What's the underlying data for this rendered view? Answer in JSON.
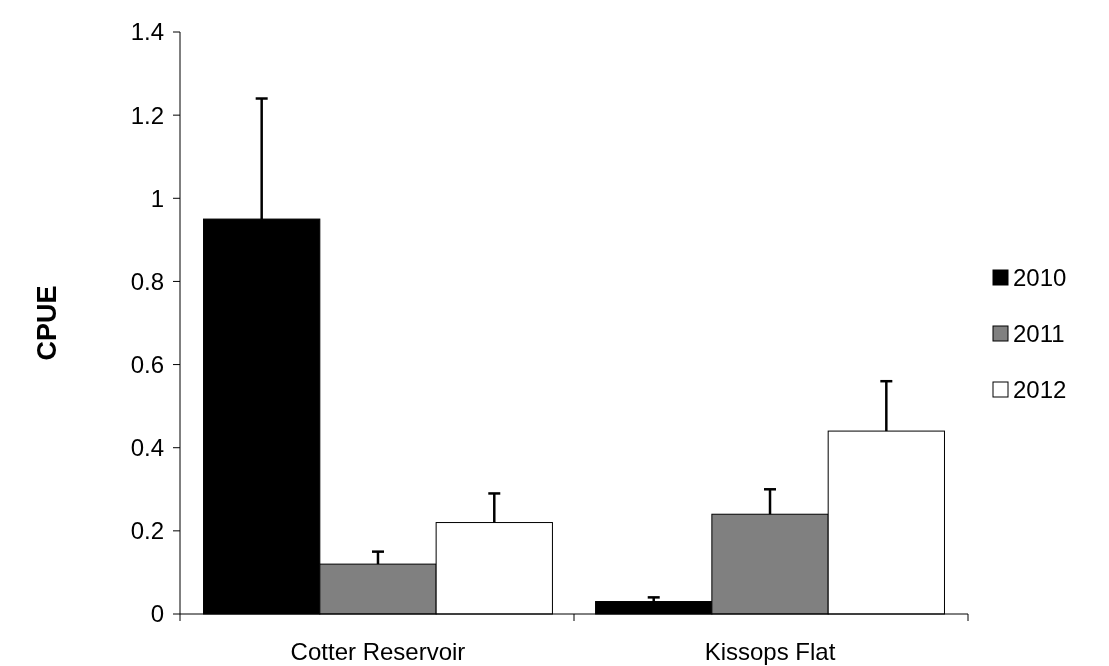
{
  "chart_data": {
    "type": "bar",
    "ylabel": "CPUE",
    "categories": [
      "Cotter Reservoir",
      "Kissops Flat"
    ],
    "series": [
      {
        "name": "2010",
        "color": "#000000",
        "values": [
          0.95,
          0.03
        ],
        "errors": [
          [
            0.95,
            1.24
          ],
          [
            0.03,
            0.04
          ]
        ]
      },
      {
        "name": "2011",
        "color": "#808080",
        "values": [
          0.12,
          0.24
        ],
        "errors": [
          [
            0.12,
            0.15
          ],
          [
            0.24,
            0.3
          ]
        ]
      },
      {
        "name": "2012",
        "color": "#ffffff",
        "values": [
          0.22,
          0.44
        ],
        "errors": [
          [
            0.22,
            0.29
          ],
          [
            0.44,
            0.56
          ]
        ]
      }
    ],
    "ylim": [
      0,
      1.4
    ],
    "yticks": [
      0,
      0.2,
      0.4,
      0.6,
      0.8,
      1,
      1.2,
      1.4
    ],
    "legend": "right",
    "grid": false
  }
}
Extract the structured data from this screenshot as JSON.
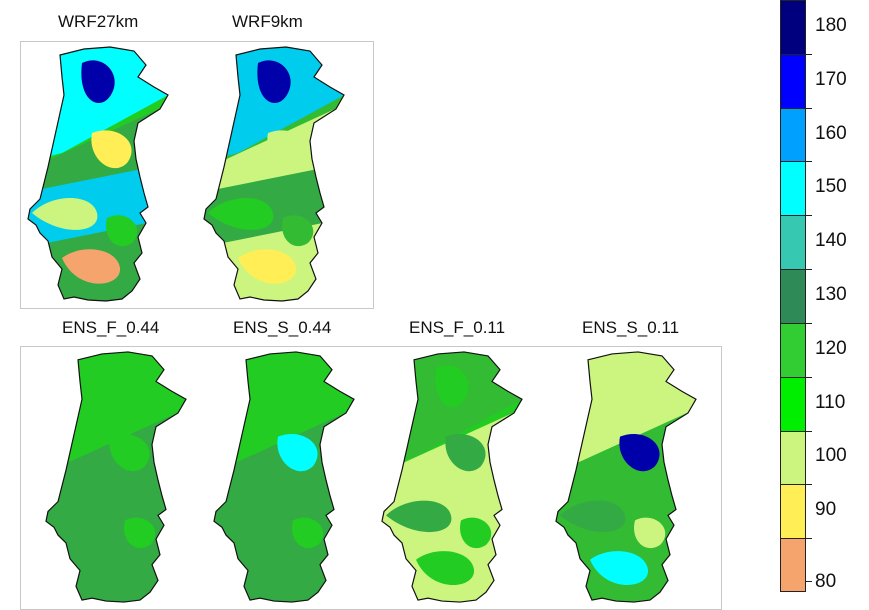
{
  "top_panels": [
    {
      "title": "WRF27km",
      "colors": [
        "#22cc22",
        "#33aa44",
        "#00ffff",
        "#00ccee",
        "#0000aa",
        "#ccf580",
        "#ffee55",
        "#f4a46c"
      ]
    },
    {
      "title": "WRF9km",
      "colors": [
        "#33bb33",
        "#ccf580",
        "#00ccee",
        "#33aa44",
        "#0000aa",
        "#22cc22",
        "#ccf580",
        "#ffee55"
      ]
    }
  ],
  "bottom_panels": [
    {
      "title": "ENS_F_0.44",
      "colors": [
        "#22cc22",
        "#33aa44",
        "#22cc22",
        "#33aa44",
        "#22cc22",
        "#33aa44",
        "#22cc22",
        "#33aa44"
      ]
    },
    {
      "title": "ENS_S_0.44",
      "colors": [
        "#22cc22",
        "#33aa44",
        "#22cc22",
        "#33aa44",
        "#22cc22",
        "#33aa44",
        "#00ffff",
        "#33aa44"
      ]
    },
    {
      "title": "ENS_F_0.11",
      "colors": [
        "#22cc22",
        "#ccf580",
        "#33bb33",
        "#ccf580",
        "#22cc22",
        "#33aa44",
        "#33aa44",
        "#22cc22"
      ]
    },
    {
      "title": "ENS_S_0.11",
      "colors": [
        "#ccf580",
        "#33bb33",
        "#ccf580",
        "#33bb33",
        "#ccf580",
        "#33aa44",
        "#0000aa",
        "#00ffff"
      ]
    }
  ],
  "colorbar": {
    "levels": [
      180,
      170,
      160,
      150,
      140,
      130,
      120,
      110,
      100,
      90,
      80
    ],
    "colors": [
      "#00007f",
      "#0000ff",
      "#00a0ff",
      "#00ffff",
      "#36c8b0",
      "#2e8b57",
      "#32cd32",
      "#00ee00",
      "#ccf580",
      "#ffee55",
      "#f4a46c"
    ]
  }
}
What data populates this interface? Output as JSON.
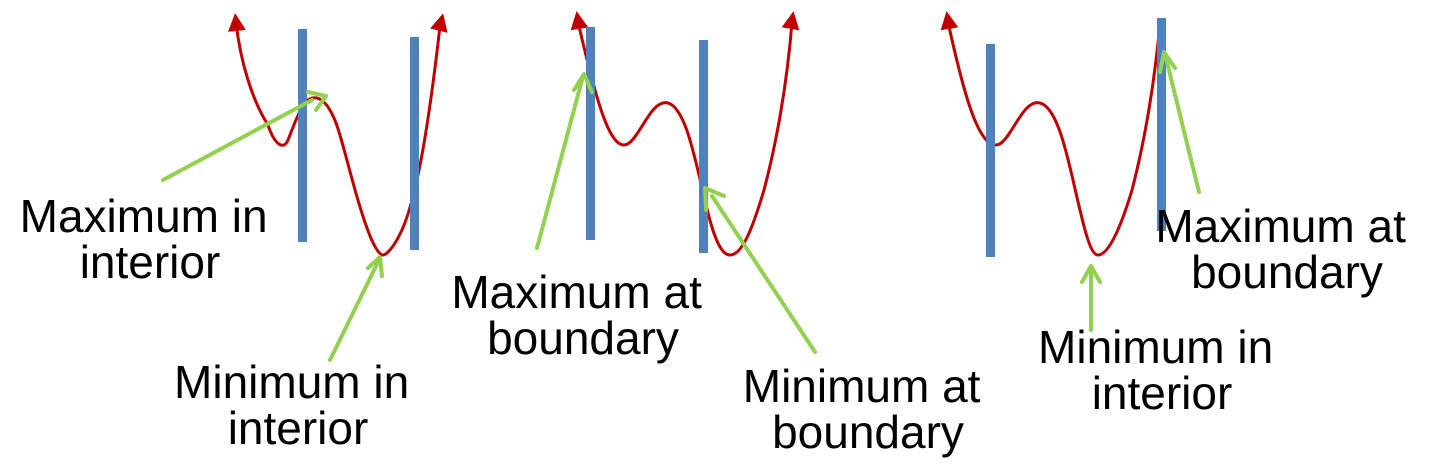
{
  "colors": {
    "curve": "#c00000",
    "boundary": "#4f81bd",
    "arrow": "#92d050",
    "text": "#000000",
    "background": "#ffffff"
  },
  "panels": [
    {
      "labels": [
        {
          "line1": "Maximum in",
          "line2": "interior"
        },
        {
          "line1": "Minimum in",
          "line2": "interior"
        }
      ]
    },
    {
      "labels": [
        {
          "line1": "Maximum at",
          "line2": "boundary"
        },
        {
          "line1": "Minimum at",
          "line2": "boundary"
        }
      ]
    },
    {
      "labels": [
        {
          "line1": "Minimum in",
          "line2": "interior"
        },
        {
          "line1": "Maximum at",
          "line2": "boundary"
        }
      ]
    }
  ]
}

-------

* _WHAT IS EXPECTED_
Pictures in the records above are not copied; print everything else exactly.

* _OUTPUT_
What's the underlying data for this rendered view? Answer in JSON.
{
  "chart_data": {
    "type": "bar",
    "ylabel": "CPUE",
    "categories": [
      "Cotter Reservoir",
      "Kissops Flat"
    ],
    "series": [
      {
        "name": "2010",
        "color": "#000000",
        "values": [
          0.95,
          0.03
        ],
        "errors": [
          [
            0.95,
            1.24
          ],
          [
            0.03,
            0.04
          ]
        ]
      },
      {
        "name": "2011",
        "color": "#808080",
        "values": [
          0.12,
          0.24
        ],
        "errors": [
          [
            0.12,
            0.15
          ],
          [
            0.24,
            0.3
          ]
        ]
      },
      {
        "name": "2012",
        "color": "#ffffff",
        "values": [
          0.22,
          0.44
        ],
        "errors": [
          [
            0.22,
            0.29
          ],
          [
            0.44,
            0.56
          ]
        ]
      }
    ],
    "ylim": [
      0,
      1.4
    ],
    "yticks": [
      0,
      0.2,
      0.4,
      0.6,
      0.8,
      1,
      1.2,
      1.4
    ],
    "legend": "right",
    "grid": false
  }
}
Extract the structured data from this screenshot as JSON.
{
  "top_panels": [
    {
      "title": "WRF27km",
      "colors": [
        "#22cc22",
        "#33aa44",
        "#00ffff",
        "#00ccee",
        "#0000aa",
        "#ccf580",
        "#ffee55",
        "#f4a46c"
      ]
    },
    {
      "title": "WRF9km",
      "colors": [
        "#33bb33",
        "#ccf580",
        "#00ccee",
        "#33aa44",
        "#0000aa",
        "#22cc22",
        "#ccf580",
        "#ffee55"
      ]
    }
  ],
  "bottom_panels": [
    {
      "title": "ENS_F_0.44",
      "colors": [
        "#22cc22",
        "#33aa44",
        "#22cc22",
        "#33aa44",
        "#22cc22",
        "#33aa44",
        "#22cc22",
        "#33aa44"
      ]
    },
    {
      "title": "ENS_S_0.44",
      "colors": [
        "#22cc22",
        "#33aa44",
        "#22cc22",
        "#33aa44",
        "#22cc22",
        "#33aa44",
        "#00ffff",
        "#33aa44"
      ]
    },
    {
      "title": "ENS_F_0.11",
      "colors": [
        "#22cc22",
        "#ccf580",
        "#33bb33",
        "#ccf580",
        "#22cc22",
        "#33aa44",
        "#33aa44",
        "#22cc22"
      ]
    },
    {
      "title": "ENS_S_0.11",
      "colors": [
        "#ccf580",
        "#33bb33",
        "#ccf580",
        "#33bb33",
        "#ccf580",
        "#33aa44",
        "#0000aa",
        "#00ffff"
      ]
    }
  ],
  "colorbar": {
    "levels": [
      180,
      170,
      160,
      150,
      140,
      130,
      120,
      110,
      100,
      90,
      80
    ],
    "colors": [
      "#00007f",
      "#0000ff",
      "#00a0ff",
      "#00ffff",
      "#36c8b0",
      "#2e8b57",
      "#32cd32",
      "#00ee00",
      "#ccf580",
      "#ffee55",
      "#f4a46c"
    ]
  }
}
What data populates this interface? Output as JSON.
{
  "colors": {
    "curve": "#c00000",
    "boundary": "#4f81bd",
    "arrow": "#92d050",
    "text": "#000000",
    "background": "#ffffff"
  },
  "panels": [
    {
      "labels": [
        {
          "line1": "Maximum in",
          "line2": "interior"
        },
        {
          "line1": "Minimum in",
          "line2": "interior"
        }
      ]
    },
    {
      "labels": [
        {
          "line1": "Maximum at",
          "line2": "boundary"
        },
        {
          "line1": "Minimum at",
          "line2": "boundary"
        }
      ]
    },
    {
      "labels": [
        {
          "line1": "Minimum in",
          "line2": "interior"
        },
        {
          "line1": "Maximum at",
          "line2": "boundary"
        }
      ]
    }
  ]
}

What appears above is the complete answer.